Data listing —

--- begin ---

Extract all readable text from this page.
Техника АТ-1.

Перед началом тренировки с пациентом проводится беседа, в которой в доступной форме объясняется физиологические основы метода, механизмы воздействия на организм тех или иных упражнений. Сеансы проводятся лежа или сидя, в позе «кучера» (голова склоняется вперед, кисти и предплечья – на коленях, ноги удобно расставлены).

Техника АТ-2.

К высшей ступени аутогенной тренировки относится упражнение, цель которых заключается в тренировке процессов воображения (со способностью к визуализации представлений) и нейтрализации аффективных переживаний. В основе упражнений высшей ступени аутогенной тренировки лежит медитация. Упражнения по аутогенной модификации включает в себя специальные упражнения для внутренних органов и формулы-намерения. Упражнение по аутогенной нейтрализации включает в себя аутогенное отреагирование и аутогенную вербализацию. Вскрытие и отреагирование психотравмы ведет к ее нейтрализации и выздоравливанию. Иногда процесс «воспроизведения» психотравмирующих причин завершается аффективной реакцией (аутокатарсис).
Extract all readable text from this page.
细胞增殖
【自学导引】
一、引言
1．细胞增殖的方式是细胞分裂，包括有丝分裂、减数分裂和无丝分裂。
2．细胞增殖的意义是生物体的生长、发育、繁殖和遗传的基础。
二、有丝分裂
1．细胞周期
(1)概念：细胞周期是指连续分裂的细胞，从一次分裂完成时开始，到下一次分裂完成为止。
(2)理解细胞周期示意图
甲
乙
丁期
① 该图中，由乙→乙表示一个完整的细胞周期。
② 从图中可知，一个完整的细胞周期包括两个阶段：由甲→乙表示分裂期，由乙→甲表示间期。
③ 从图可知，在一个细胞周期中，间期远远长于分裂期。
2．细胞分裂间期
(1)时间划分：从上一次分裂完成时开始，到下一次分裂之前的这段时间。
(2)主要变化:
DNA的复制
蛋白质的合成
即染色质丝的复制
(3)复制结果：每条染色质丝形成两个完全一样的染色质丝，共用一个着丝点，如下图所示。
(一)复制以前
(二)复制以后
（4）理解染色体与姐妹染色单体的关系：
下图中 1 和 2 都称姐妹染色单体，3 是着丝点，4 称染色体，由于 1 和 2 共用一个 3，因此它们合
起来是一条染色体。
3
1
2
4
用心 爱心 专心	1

--- end ---

Goal — Write out every entry word for word.

Exercise output —
Extract all readable text from this page.
Техника АТ-1.

Перед началом тренировки с пациентом проводится беседа, в которой в доступной форме объясняется физиологические основы метода, механизмы воздействия на организм тех или иных упражнений. Сеансы проводятся лежа или сидя, в позе «кучера» (голова склоняется вперед, кисти и предплечья – на коленях, ноги удобно расставлены).

Техника АТ-2.

К высшей ступени аутогенной тренировки относится упражнение, цель которых заключается в тренировке процессов воображения (со способностью к визуализации представлений) и нейтрализации аффективных переживаний. В основе упражнений высшей ступени аутогенной тренировки лежит медитация. Упражнения по аутогенной модификации включает в себя специальные упражнения для внутренних органов и формулы-намерения. Упражнение по аутогенной нейтрализации включает в себя аутогенное отреагирование и аутогенную вербализацию. Вскрытие и отреагирование психотравмы ведет к ее нейтрализации и выздоравливанию. Иногда процесс «воспроизведения» психотравмирующих причин завершается аффективной реакцией (аутокатарсис).
Extract all readable text from this page.
细胞增殖
【自学导引】
一、引言
1．细胞增殖的方式是细胞分裂，包括有丝分裂、减数分裂和无丝分裂。
2．细胞增殖的意义是生物体的生长、发育、繁殖和遗传的基础。
二、有丝分裂
1．细胞周期
(1)概念：细胞周期是指连续分裂的细胞，从一次分裂完成时开始，到下一次分裂完成为止。
(2)理解细胞周期示意图
甲
乙
丁期
① 该图中，由乙→乙表示一个完整的细胞周期。
② 从图中可知，一个完整的细胞周期包括两个阶段：由甲→乙表示分裂期，由乙→甲表示间期。
③ 从图可知，在一个细胞周期中，间期远远长于分裂期。
2．细胞分裂间期
(1)时间划分：从上一次分裂完成时开始，到下一次分裂之前的这段时间。
(2)主要变化:
DNA的复制
蛋白质的合成
即染色质丝的复制
(3)复制结果：每条染色质丝形成两个完全一样的染色质丝，共用一个着丝点，如下图所示。
(一)复制以前
(二)复制以后
（4）理解染色体与姐妹染色单体的关系：
下图中 1 和 2 都称姐妹染色单体，3 是着丝点，4 称染色体，由于 1 和 2 共用一个 3，因此它们合
起来是一条染色体。
3
1
2
4
用心 爱心 专心	1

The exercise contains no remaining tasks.